- _WRITTEN PROBLEM_
Give the number of lines below that contain the word "this", and nothing else.
### ENTRIES SHOWN ###
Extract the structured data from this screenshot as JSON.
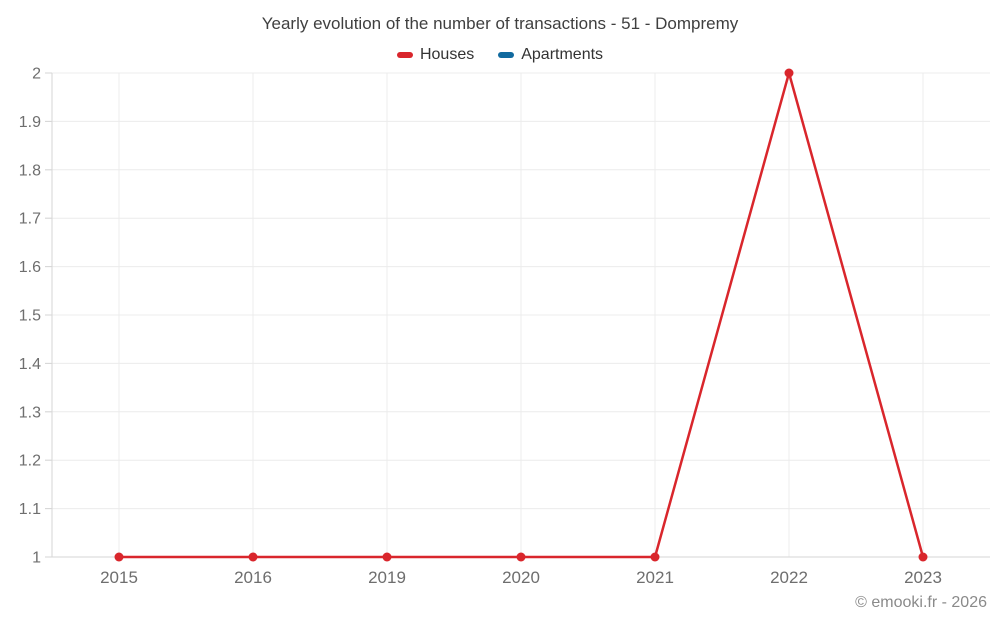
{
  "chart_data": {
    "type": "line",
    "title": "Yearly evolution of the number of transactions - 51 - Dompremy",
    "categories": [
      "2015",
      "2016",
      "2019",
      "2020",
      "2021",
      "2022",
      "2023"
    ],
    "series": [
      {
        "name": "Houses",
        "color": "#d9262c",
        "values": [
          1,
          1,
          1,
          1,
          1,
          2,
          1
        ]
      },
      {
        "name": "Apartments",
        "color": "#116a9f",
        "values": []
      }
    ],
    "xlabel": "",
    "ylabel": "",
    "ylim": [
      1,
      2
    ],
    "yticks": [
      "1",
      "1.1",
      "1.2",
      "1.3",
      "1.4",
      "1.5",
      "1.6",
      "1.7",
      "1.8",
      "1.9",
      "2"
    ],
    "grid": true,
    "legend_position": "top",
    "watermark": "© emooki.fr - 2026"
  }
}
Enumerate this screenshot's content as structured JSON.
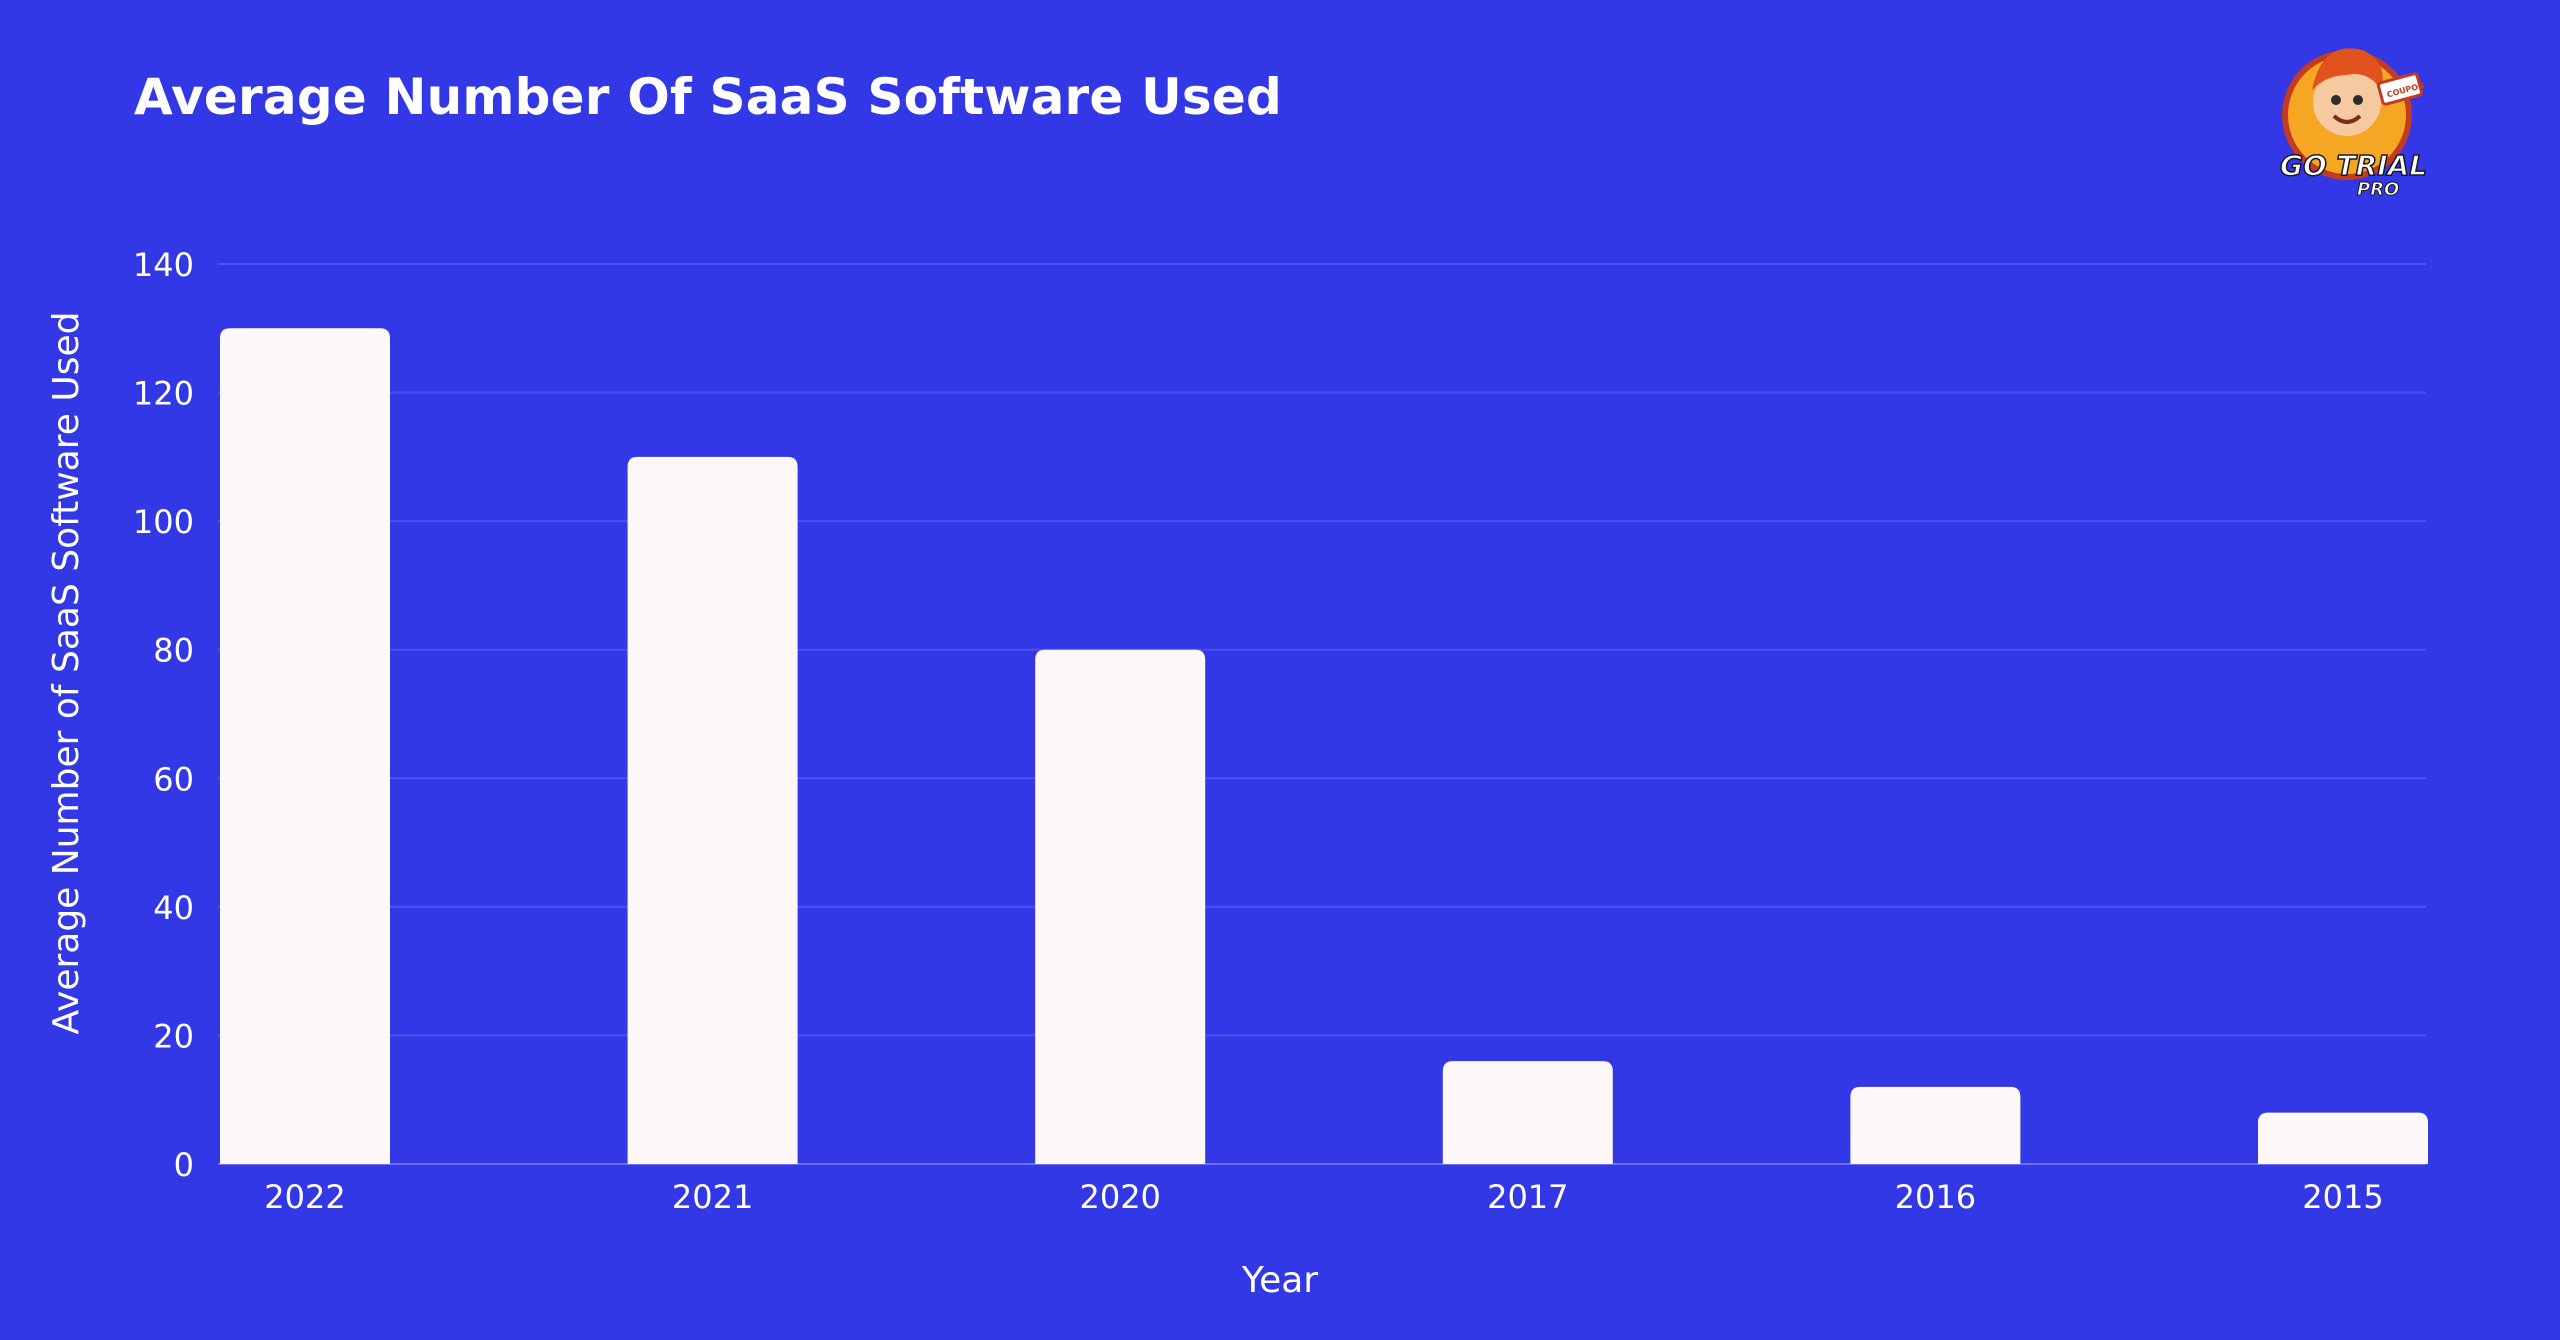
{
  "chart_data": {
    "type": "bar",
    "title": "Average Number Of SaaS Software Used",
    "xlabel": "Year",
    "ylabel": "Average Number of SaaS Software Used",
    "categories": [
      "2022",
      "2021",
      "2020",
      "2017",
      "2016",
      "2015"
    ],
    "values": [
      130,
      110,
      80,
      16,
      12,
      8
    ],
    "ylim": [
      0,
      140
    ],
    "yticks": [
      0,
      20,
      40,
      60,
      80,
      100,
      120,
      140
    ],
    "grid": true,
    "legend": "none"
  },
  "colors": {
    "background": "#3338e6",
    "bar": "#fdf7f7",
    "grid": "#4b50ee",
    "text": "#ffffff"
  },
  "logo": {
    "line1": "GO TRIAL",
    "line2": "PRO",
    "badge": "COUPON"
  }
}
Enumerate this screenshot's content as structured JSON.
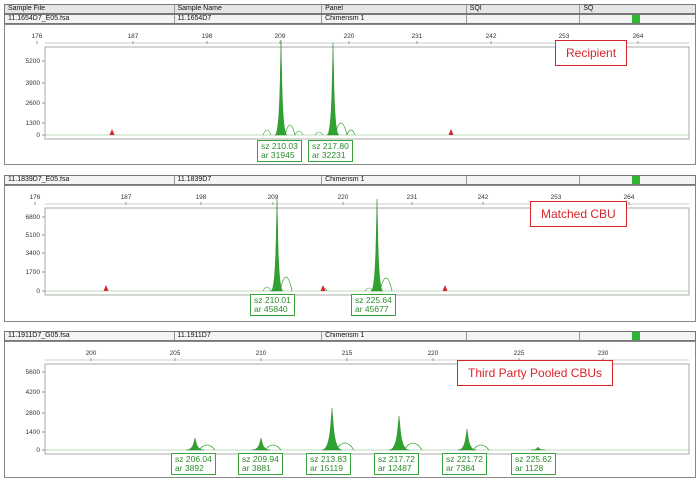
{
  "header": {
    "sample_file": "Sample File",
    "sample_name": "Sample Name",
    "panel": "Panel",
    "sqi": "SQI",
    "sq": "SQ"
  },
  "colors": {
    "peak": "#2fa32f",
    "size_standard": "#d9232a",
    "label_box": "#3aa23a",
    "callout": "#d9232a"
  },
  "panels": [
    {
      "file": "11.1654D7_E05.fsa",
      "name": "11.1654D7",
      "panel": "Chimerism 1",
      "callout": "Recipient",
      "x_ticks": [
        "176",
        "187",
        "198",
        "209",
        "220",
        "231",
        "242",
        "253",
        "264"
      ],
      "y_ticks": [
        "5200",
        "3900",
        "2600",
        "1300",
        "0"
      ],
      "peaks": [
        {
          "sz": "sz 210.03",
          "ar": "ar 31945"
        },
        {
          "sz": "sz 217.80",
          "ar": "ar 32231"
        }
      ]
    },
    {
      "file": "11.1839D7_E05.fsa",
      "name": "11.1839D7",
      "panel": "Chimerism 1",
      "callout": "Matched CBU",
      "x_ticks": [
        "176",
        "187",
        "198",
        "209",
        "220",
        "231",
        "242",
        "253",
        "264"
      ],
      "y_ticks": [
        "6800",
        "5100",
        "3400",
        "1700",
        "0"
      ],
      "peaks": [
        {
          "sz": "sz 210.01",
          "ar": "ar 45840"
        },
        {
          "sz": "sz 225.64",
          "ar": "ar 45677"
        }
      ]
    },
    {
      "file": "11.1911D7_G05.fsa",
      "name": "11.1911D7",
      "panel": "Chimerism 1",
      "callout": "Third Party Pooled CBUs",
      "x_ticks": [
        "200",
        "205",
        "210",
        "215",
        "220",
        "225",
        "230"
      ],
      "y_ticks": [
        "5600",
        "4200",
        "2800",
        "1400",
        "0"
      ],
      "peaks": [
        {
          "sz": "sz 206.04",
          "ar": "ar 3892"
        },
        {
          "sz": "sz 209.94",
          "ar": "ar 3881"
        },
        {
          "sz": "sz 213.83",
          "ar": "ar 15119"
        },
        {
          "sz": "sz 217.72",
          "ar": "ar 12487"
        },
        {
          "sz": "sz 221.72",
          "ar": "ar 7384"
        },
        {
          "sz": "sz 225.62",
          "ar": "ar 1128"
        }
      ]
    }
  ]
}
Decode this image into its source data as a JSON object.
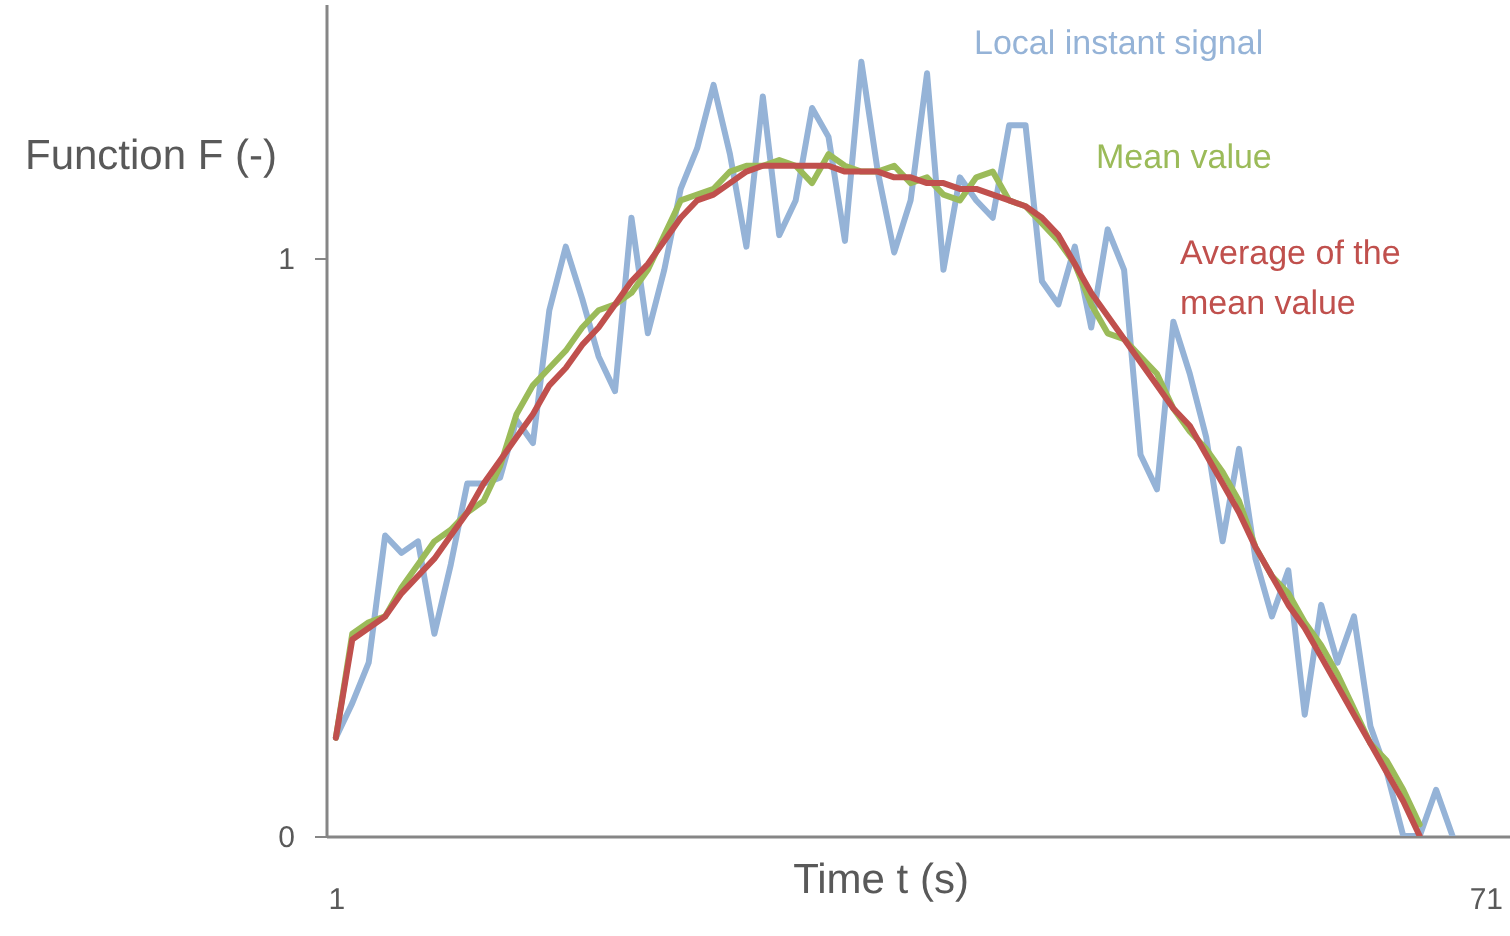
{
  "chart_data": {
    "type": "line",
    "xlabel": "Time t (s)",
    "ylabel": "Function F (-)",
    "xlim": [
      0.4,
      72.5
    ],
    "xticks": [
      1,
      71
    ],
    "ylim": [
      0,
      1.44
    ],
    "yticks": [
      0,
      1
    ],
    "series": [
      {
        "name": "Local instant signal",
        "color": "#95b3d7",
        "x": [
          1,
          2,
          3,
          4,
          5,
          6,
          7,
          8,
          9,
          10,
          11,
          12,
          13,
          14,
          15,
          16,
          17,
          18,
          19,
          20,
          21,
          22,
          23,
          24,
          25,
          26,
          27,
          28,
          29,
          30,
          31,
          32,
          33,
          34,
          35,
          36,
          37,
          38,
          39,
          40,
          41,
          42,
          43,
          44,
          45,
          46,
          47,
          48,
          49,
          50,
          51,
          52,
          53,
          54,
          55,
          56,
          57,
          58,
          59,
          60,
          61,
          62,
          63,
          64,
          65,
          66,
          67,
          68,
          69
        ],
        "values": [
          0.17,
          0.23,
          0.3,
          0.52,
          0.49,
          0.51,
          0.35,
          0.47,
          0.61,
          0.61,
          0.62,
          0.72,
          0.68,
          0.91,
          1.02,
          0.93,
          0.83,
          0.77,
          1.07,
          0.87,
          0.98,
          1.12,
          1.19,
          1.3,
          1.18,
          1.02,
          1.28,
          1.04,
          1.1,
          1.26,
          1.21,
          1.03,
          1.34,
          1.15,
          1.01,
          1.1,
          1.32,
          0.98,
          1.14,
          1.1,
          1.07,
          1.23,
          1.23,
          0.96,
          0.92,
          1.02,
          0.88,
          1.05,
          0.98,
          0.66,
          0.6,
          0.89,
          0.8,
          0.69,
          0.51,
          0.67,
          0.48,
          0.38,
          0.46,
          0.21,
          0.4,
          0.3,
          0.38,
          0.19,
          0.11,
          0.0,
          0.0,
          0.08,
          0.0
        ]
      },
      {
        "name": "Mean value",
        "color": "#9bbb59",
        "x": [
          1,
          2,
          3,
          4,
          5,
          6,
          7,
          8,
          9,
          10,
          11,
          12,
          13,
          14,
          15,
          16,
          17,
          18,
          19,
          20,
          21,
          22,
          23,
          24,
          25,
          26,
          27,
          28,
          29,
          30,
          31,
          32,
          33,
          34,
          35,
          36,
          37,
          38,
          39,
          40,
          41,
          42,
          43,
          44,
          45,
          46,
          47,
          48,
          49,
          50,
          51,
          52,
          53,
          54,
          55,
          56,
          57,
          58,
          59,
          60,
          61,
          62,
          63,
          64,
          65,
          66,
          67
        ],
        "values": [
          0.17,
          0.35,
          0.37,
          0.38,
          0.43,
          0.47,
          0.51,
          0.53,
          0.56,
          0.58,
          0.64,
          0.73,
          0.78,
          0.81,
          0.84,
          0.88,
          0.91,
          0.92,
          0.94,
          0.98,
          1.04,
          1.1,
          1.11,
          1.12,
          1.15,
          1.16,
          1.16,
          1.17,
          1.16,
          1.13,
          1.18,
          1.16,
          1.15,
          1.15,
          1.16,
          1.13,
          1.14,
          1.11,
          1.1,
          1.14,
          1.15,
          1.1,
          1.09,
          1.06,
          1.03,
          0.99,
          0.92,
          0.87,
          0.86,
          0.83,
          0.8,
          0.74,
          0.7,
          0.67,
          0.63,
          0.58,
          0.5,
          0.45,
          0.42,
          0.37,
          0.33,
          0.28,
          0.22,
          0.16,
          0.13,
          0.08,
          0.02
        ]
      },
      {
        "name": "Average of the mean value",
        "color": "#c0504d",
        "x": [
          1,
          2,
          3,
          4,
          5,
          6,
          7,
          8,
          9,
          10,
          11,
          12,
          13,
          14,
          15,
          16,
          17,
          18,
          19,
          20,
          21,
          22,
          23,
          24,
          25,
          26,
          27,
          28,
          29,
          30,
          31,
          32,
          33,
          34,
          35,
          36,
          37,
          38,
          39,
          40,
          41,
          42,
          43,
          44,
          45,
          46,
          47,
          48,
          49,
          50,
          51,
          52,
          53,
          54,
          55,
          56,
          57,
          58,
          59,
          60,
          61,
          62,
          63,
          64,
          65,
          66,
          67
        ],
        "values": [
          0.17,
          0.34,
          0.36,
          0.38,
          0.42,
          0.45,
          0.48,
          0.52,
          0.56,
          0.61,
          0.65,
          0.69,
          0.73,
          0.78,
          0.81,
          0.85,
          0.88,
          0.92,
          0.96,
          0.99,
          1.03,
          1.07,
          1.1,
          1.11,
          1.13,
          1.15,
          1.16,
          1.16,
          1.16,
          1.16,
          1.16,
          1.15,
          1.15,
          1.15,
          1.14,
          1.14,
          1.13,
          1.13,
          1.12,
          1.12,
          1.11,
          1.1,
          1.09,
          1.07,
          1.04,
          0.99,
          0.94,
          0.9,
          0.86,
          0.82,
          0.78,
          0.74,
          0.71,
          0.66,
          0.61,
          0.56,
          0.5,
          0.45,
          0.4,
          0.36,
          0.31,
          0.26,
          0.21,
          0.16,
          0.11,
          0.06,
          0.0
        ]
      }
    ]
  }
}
###
- _FULL ANSWER_
4